BioWorld International Correspondent

Dutch drug discovery firm Jari Pharmaceuticals BV entered an alliance with Genmab A/S focused on the development of therapeutic monoclonal antibodies that act on inflammation-related targets supplied by Jari.

The deal, Jari's first major drug discovery collaboration, is based on a shared-cost model. Each company will contribute equally to the cost of the program and will receive an equal share of revenues.

The partnership is the first significant alliance Utrecht-based Jari has entered since its formation in early 2000. The company was founded by U.S. entrepreneur Richard Lyman, a former chairman of Quadrant Healthcare, and CEO Jaap Kampinga, previously R&D director at the same firm, which is now a subsidiary of Dublin, Ireland-based Elan Corp. plc.

Jari's drug discovery efforts rest on the hypothesis that bacteria isolated from patients may have evolved mechanisms for promoting colonization and survival in their hosts, such as through the production of molecules that modulate the immune system. Those could have potential therapeutic benefits in inflammatory conditions. "It is logical that drug leads are not growing in plants or in chemical databases," Jari Program Director Stef Stienstra told BioWorld International.

Its lead molecule, JPD-003, entered Phase I trials last month for treatment of reperfusion damage following ischemia. Parallel trials for several other inflammatory conditions will follow, Stienstra said. JPD-003, a 14 Kd polypeptide derived from Staphylococcus aureus, acts by inhibiting activation of the inflammatory response by interfering with neutrophil chemotaxis. It impairs the function of the C5a receptor, he said, although it does not actually bind at the receptor site.

The compound was discovered by a research group at the University of Utrecht. In cooperation with the same team, Jari developed a discovery platform, called Lantis, which is designed to yield a library of modulators of the innate immune system. It comprises some 20,000 clinical bacterial isolates, a large collection of functional screening assays and a medium-throughput screening system based on a FlexStation fluorometer, which supports array-based microtiter screening for compounds that act on immune cells, such as neutrophils or macrophages.

The alliance with Copenhagen, Denmark-based Genmab will extend its drug discovery reach into antibody therapeutics, as the latter firm has access to Princeton, N.J.-based Medarex Inc.'s UltiMab platform for generating fully human monoclonal antibodies. The agreement does not specify a maximum number of targets, Stienstra said. "We are still free to develop for those targets our own molecules," he added.

Jari raised €6.4 million (US$6.4 million) in first-round funding from NIB Capital Private Equity NV, ABN Amro Participaties BV and NPM Capital NV, all of Amsterdam, the Netherlands, in October 2000. The same investors have agreed to provide an undisclosed level of follow-on financing, Stienstra said, but the company does not plan to undergo a formal second round until it has attained additional milestones that will boost its valuation.

**INFORMATION SUPPLIED**
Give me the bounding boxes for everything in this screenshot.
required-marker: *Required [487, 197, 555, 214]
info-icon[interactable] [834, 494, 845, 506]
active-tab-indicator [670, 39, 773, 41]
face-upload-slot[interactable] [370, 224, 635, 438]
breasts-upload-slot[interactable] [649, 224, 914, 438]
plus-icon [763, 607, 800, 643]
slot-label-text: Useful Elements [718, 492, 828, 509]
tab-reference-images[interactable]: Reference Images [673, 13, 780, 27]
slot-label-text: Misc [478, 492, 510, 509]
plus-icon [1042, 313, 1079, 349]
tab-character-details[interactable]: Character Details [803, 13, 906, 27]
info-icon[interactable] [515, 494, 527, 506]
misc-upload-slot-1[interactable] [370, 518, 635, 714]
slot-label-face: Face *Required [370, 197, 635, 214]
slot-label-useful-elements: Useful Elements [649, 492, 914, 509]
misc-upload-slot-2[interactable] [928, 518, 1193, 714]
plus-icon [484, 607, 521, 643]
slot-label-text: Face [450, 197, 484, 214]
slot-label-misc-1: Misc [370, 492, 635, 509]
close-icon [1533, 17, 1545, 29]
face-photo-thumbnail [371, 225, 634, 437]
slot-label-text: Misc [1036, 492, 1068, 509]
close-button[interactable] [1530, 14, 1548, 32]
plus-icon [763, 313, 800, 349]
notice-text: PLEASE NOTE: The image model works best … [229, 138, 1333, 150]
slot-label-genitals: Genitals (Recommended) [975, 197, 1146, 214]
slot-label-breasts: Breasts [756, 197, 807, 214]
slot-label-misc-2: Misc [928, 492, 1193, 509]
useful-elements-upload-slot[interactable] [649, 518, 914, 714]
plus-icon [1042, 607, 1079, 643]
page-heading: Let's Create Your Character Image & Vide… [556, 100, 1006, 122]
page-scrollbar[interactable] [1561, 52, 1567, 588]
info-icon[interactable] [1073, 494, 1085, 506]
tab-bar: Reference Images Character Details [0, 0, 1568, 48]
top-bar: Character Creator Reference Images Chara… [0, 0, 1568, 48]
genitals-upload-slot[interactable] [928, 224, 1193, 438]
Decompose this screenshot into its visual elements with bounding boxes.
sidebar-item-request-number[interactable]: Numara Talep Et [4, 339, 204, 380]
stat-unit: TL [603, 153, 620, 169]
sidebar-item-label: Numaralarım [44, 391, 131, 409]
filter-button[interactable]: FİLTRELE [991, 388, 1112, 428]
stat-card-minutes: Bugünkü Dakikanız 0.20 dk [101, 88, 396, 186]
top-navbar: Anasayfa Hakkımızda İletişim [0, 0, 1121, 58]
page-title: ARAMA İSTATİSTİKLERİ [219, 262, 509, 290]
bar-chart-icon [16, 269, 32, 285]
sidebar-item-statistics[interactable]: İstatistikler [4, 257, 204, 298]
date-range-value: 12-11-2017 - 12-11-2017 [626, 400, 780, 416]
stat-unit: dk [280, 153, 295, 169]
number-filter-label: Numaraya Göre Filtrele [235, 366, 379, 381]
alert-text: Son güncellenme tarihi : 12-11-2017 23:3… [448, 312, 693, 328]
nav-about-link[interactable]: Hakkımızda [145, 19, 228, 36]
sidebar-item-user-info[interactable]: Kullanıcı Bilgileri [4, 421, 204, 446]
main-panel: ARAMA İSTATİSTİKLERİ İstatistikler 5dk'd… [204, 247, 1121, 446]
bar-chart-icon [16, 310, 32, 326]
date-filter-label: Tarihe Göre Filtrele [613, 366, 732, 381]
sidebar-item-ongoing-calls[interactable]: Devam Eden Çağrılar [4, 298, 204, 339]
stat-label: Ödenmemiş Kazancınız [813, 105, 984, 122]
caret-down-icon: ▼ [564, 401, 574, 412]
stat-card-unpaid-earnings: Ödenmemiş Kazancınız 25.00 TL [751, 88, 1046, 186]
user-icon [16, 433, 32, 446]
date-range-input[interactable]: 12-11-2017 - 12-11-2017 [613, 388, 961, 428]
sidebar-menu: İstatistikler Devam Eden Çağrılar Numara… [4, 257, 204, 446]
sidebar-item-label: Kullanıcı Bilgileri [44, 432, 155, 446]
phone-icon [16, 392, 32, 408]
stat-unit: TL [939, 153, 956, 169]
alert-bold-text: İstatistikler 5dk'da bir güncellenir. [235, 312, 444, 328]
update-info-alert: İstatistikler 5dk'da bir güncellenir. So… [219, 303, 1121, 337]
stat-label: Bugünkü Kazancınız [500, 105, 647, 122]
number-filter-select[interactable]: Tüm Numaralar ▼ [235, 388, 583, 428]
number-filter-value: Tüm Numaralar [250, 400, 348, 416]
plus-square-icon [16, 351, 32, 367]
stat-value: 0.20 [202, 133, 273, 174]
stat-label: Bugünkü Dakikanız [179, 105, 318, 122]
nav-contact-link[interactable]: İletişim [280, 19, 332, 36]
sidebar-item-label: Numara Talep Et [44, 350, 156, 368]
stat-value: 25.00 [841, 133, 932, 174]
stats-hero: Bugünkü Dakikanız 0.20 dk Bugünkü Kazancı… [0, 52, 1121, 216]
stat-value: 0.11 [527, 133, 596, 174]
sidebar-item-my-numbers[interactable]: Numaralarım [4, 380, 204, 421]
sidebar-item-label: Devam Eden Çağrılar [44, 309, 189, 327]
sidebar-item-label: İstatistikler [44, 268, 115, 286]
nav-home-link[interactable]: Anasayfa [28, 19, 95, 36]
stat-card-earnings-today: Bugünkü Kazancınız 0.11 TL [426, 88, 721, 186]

**WHAT THIS EXERCISE ASKS**
[a] Retype the part of the Jari Pharmaceuticals article starting at "The partnership is" and ending at "told BioWorld International.".
[b] According to the Jari Pharmaceuticals article, which platform does Genmab have access to for generating fully human monoclonal antibodies?
Rely only on the Jari Pharmaceuticals article.

**ANSWERS TO THE EXERCISES**
[a]
The partnership is the first significant alliance Utrecht-based Jari has entered since its formation in early 2000. The company was founded by U.S. entrepreneur Richard Lyman, a former chairman of Quadrant Healthcare, and CEO Jaap Kampinga, previously R&D director at the same firm, which is now a subsidiary of Dublin, Ireland-based Elan Corp. plc.

Jari's drug discovery efforts rest on the hypothesis that bacteria isolated from patients may have evolved mechanisms for promoting colonization and survival in their hosts, such as through the production of molecules that modulate the immune system. Those could have potential therapeutic benefits in inflammatory conditions. "It is logical that drug leads are not growing in plants or in chemical databases," Jari Program Director Stef Stienstra told BioWorld International.

[b] Medarex Inc.'s UltiMab platform.